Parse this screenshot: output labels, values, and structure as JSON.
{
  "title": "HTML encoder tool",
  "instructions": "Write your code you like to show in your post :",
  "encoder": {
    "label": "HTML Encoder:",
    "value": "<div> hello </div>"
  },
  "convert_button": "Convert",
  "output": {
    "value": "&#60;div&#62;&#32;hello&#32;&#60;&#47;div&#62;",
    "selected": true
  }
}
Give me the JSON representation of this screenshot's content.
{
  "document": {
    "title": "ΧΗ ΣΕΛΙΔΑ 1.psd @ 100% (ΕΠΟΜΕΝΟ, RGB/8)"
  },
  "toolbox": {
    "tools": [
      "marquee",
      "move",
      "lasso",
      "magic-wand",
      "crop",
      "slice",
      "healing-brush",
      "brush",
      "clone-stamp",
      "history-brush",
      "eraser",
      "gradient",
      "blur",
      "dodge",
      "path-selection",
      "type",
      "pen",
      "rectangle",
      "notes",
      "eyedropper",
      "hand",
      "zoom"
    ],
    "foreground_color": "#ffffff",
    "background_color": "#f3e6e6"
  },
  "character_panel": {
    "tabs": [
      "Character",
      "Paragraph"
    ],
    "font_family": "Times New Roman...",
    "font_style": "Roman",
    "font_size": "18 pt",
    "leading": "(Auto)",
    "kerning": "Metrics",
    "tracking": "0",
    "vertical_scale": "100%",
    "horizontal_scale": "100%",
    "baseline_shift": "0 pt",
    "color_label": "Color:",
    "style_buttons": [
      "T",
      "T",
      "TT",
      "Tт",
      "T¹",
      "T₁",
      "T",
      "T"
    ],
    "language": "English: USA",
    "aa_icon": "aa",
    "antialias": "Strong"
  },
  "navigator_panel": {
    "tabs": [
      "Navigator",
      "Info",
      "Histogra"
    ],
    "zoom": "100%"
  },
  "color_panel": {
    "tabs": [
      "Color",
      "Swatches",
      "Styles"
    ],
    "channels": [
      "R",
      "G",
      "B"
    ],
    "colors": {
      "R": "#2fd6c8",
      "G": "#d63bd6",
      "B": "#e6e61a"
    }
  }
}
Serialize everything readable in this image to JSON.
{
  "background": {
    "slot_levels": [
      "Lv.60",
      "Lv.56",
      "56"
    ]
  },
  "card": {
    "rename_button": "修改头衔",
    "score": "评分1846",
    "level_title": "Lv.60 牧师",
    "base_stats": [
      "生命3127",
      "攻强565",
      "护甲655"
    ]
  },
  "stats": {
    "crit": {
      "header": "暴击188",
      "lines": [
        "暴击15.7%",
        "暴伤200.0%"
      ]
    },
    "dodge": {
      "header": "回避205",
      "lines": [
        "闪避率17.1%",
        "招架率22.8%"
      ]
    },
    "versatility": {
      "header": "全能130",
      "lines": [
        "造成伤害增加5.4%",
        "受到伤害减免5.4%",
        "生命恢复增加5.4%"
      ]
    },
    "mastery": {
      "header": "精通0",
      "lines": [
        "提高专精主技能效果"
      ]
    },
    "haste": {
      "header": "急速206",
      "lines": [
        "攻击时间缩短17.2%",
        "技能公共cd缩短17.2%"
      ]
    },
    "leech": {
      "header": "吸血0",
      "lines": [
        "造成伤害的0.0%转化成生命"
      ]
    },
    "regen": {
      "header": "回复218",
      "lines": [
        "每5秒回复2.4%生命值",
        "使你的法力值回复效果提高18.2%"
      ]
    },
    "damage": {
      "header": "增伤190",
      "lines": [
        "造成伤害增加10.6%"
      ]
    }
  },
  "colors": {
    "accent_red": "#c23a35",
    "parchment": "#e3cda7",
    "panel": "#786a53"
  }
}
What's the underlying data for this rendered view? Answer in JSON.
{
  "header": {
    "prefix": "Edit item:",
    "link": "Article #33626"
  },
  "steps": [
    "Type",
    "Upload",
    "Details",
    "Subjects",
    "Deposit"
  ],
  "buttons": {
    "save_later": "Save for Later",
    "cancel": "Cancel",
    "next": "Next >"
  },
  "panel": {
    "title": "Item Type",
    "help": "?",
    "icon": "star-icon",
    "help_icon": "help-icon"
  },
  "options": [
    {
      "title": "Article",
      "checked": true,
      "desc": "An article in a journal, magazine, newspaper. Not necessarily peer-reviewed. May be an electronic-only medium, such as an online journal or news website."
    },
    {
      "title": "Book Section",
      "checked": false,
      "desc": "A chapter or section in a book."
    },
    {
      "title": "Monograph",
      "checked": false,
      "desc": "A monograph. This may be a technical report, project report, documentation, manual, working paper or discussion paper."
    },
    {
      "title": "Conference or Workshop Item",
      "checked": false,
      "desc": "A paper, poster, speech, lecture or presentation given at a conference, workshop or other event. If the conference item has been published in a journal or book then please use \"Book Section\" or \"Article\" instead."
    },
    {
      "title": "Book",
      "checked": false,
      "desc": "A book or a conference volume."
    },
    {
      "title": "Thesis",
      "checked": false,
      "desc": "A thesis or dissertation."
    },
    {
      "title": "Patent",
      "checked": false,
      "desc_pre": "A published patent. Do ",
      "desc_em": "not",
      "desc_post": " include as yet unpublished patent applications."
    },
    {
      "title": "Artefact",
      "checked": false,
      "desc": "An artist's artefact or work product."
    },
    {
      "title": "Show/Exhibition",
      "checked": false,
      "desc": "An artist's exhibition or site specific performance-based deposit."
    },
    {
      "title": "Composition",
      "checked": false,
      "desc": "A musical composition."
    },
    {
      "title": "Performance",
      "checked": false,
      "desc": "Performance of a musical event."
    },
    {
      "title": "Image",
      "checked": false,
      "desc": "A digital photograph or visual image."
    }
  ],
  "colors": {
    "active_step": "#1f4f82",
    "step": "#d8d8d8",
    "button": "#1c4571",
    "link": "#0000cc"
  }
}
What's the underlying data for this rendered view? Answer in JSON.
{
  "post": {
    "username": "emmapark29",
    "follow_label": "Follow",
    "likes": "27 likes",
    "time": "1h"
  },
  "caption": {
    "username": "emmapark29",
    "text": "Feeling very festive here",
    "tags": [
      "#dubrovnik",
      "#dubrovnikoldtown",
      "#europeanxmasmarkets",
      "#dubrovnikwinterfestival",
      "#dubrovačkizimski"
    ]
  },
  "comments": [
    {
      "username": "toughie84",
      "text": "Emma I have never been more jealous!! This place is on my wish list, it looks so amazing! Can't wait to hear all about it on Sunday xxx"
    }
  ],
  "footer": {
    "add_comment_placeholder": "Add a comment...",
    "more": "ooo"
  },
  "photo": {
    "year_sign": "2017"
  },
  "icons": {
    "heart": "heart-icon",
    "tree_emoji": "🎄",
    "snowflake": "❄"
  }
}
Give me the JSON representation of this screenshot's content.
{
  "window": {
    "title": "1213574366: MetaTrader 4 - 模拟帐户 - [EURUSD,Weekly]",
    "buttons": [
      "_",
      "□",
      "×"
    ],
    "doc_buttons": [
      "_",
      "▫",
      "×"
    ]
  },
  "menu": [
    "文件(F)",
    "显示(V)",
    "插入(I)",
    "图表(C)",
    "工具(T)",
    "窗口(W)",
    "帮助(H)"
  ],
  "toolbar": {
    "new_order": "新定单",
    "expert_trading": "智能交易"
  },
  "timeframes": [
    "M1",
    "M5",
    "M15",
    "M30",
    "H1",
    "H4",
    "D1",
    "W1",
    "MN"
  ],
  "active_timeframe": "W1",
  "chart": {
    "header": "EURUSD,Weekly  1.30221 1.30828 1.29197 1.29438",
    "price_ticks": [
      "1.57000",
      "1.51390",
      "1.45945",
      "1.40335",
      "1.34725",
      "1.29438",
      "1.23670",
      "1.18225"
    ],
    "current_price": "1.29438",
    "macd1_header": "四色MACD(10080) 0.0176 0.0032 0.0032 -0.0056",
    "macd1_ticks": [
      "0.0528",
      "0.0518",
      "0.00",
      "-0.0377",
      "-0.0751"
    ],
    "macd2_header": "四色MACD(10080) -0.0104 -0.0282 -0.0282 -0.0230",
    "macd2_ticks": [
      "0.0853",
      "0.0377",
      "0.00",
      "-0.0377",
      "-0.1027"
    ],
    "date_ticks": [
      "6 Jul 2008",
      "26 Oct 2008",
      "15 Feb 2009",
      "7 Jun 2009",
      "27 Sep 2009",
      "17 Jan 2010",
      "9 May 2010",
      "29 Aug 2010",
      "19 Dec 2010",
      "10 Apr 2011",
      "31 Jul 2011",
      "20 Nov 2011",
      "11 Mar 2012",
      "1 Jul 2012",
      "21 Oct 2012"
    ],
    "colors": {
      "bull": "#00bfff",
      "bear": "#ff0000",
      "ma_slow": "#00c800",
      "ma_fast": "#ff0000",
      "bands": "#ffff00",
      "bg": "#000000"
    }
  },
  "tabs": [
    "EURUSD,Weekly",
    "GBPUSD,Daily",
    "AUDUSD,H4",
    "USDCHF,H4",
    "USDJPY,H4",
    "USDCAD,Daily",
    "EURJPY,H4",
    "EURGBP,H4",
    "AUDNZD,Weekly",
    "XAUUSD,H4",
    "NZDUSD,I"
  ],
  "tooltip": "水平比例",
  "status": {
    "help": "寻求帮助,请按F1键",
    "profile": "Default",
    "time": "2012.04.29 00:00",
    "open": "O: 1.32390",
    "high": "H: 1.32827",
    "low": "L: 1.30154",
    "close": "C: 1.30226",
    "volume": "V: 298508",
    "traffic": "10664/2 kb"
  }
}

★ ★ ★ ★ ★ ★ ★

* **Task directions**: All lines above containing the string "EURUSD" are to be collected.

* **The solution**:
    "title": "1213574366: MetaTrader 4 - 模拟帐户 - [EURUSD,Weekly]",
    "header": "EURUSD,Weekly  1.30221 1.30828 1.29197 1.29438",
    "EURUSD,Weekly",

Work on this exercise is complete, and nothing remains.